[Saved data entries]
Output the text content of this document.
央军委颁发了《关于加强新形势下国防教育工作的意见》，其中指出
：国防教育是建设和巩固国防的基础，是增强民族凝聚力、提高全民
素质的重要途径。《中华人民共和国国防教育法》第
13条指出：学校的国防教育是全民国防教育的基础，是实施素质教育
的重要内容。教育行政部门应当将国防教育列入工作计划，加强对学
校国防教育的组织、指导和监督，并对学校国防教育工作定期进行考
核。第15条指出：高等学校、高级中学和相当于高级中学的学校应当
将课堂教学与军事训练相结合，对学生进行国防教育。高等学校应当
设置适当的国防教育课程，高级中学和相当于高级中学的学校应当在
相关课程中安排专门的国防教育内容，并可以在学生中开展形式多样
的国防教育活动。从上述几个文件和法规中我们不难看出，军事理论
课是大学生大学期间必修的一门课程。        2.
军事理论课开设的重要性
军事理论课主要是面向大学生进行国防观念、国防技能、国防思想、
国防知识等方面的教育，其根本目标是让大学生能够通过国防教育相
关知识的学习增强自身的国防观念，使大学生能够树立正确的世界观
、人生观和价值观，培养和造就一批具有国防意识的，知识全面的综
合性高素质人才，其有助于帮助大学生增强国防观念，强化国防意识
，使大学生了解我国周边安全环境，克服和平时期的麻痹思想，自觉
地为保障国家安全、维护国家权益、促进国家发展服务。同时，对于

> **Instructions to follow**
Reproduce the records word for word.

> **Expected answer**
Output the text content of this document.
央军委颁发了《关于加强新形势下国防教育工作的意见》，其中指出
：国防教育是建设和巩固国防的基础，是增强民族凝聚力、提高全民
素质的重要途径。《中华人民共和国国防教育法》第
13条指出：学校的国防教育是全民国防教育的基础，是实施素质教育
的重要内容。教育行政部门应当将国防教育列入工作计划，加强对学
校国防教育的组织、指导和监督，并对学校国防教育工作定期进行考
核。第15条指出：高等学校、高级中学和相当于高级中学的学校应当
将课堂教学与军事训练相结合，对学生进行国防教育。高等学校应当
设置适当的国防教育课程，高级中学和相当于高级中学的学校应当在
相关课程中安排专门的国防教育内容，并可以在学生中开展形式多样
的国防教育活动。从上述几个文件和法规中我们不难看出，军事理论
课是大学生大学期间必修的一门课程。        2.
军事理论课开设的重要性
军事理论课主要是面向大学生进行国防观念、国防技能、国防思想、
国防知识等方面的教育，其根本目标是让大学生能够通过国防教育相
关知识的学习增强自身的国防观念，使大学生能够树立正确的世界观
、人生观和价值观，培养和造就一批具有国防意识的，知识全面的综
合性高素质人才，其有助于帮助大学生增强国防观念，强化国防意识
，使大学生了解我国周边安全环境，克服和平时期的麻痹思想，自觉
地为保障国家安全、维护国家权益、促进国家发展服务。同时，对于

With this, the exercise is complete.